**Brief**: Bring together all lines of the material below that contain the string "border".

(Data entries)
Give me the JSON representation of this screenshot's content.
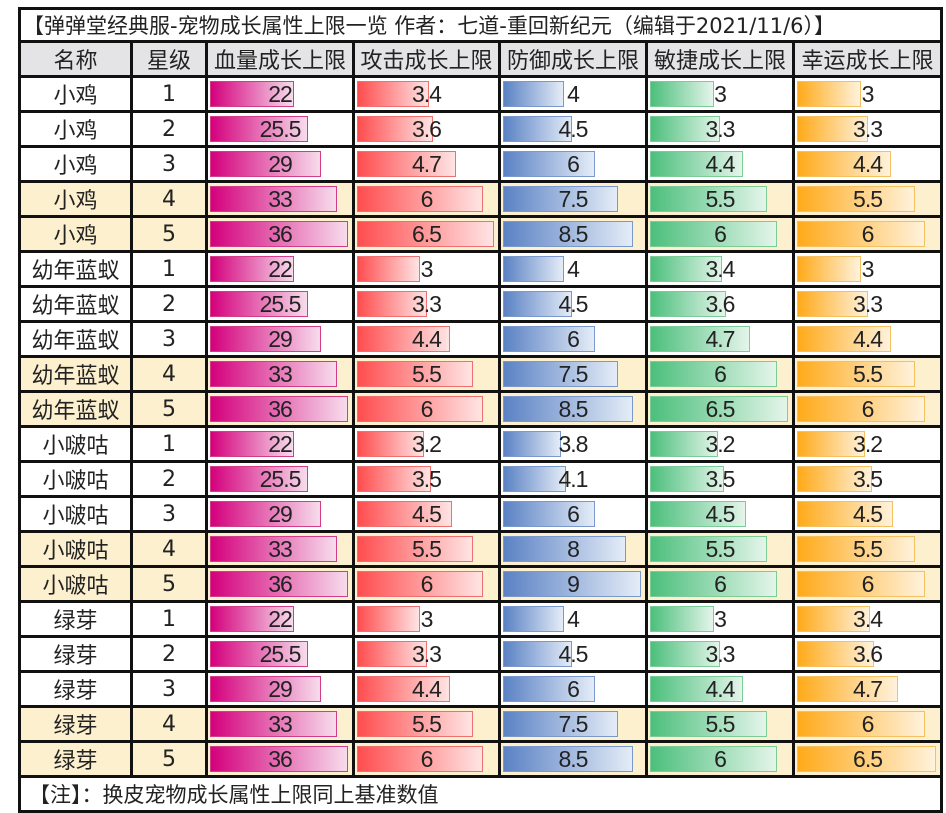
{
  "title": "【弹弹堂经典服-宠物成长属性上限一览 作者：七道-重回新纪元（编辑于2021/11/6）】",
  "headers": [
    "名称",
    "星级",
    "血量成长上限",
    "攻击成长上限",
    "防御成长上限",
    "敏捷成长上限",
    "幸运成长上限"
  ],
  "bar_colors": [
    {
      "start": "#d4007c",
      "end": "#f7dcec",
      "border": "#d23c88"
    },
    {
      "start": "#ff4d4f",
      "end": "#ffe4e4",
      "border": "#f07070"
    },
    {
      "start": "#5b82c4",
      "end": "#e4ecf7",
      "border": "#7a98cc"
    },
    {
      "start": "#4cbf7c",
      "end": "#e4f5ea",
      "border": "#7ccc98"
    },
    {
      "start": "#ffaa1a",
      "end": "#fff2dc",
      "border": "#f5c060"
    }
  ],
  "highlight_color": "#fdf0cf",
  "rows": [
    [
      "小鸡",
      "1",
      "22",
      "3.4",
      "4",
      "3",
      "3"
    ],
    [
      "小鸡",
      "2",
      "25.5",
      "3.6",
      "4.5",
      "3.3",
      "3.3"
    ],
    [
      "小鸡",
      "3",
      "29",
      "4.7",
      "6",
      "4.4",
      "4.4"
    ],
    [
      "小鸡",
      "4",
      "33",
      "6",
      "7.5",
      "5.5",
      "5.5"
    ],
    [
      "小鸡",
      "5",
      "36",
      "6.5",
      "8.5",
      "6",
      "6"
    ],
    [
      "幼年蓝蚁",
      "1",
      "22",
      "3",
      "4",
      "3.4",
      "3"
    ],
    [
      "幼年蓝蚁",
      "2",
      "25.5",
      "3.3",
      "4.5",
      "3.6",
      "3.3"
    ],
    [
      "幼年蓝蚁",
      "3",
      "29",
      "4.4",
      "6",
      "4.7",
      "4.4"
    ],
    [
      "幼年蓝蚁",
      "4",
      "33",
      "5.5",
      "7.5",
      "6",
      "5.5"
    ],
    [
      "幼年蓝蚁",
      "5",
      "36",
      "6",
      "8.5",
      "6.5",
      "6"
    ],
    [
      "小啵咕",
      "1",
      "22",
      "3.2",
      "3.8",
      "3.2",
      "3.2"
    ],
    [
      "小啵咕",
      "2",
      "25.5",
      "3.5",
      "4.1",
      "3.5",
      "3.5"
    ],
    [
      "小啵咕",
      "3",
      "29",
      "4.5",
      "6",
      "4.5",
      "4.5"
    ],
    [
      "小啵咕",
      "4",
      "33",
      "5.5",
      "8",
      "5.5",
      "5.5"
    ],
    [
      "小啵咕",
      "5",
      "36",
      "6",
      "9",
      "6",
      "6"
    ],
    [
      "绿芽",
      "1",
      "22",
      "3",
      "4",
      "3",
      "3.4"
    ],
    [
      "绿芽",
      "2",
      "25.5",
      "3.3",
      "4.5",
      "3.3",
      "3.6"
    ],
    [
      "绿芽",
      "3",
      "29",
      "4.4",
      "6",
      "4.4",
      "4.7"
    ],
    [
      "绿芽",
      "4",
      "33",
      "5.5",
      "7.5",
      "5.5",
      "6"
    ],
    [
      "绿芽",
      "5",
      "36",
      "6",
      "8.5",
      "6",
      "6.5"
    ]
  ],
  "note": "【注】：换皮宠物成长属性上限同上基准数值"
}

**Written solution**:
      "border": "#d23c88"
      "border": "#f07070"
      "border": "#7a98cc"
      "border": "#7ccc98"
      "border": "#f5c060"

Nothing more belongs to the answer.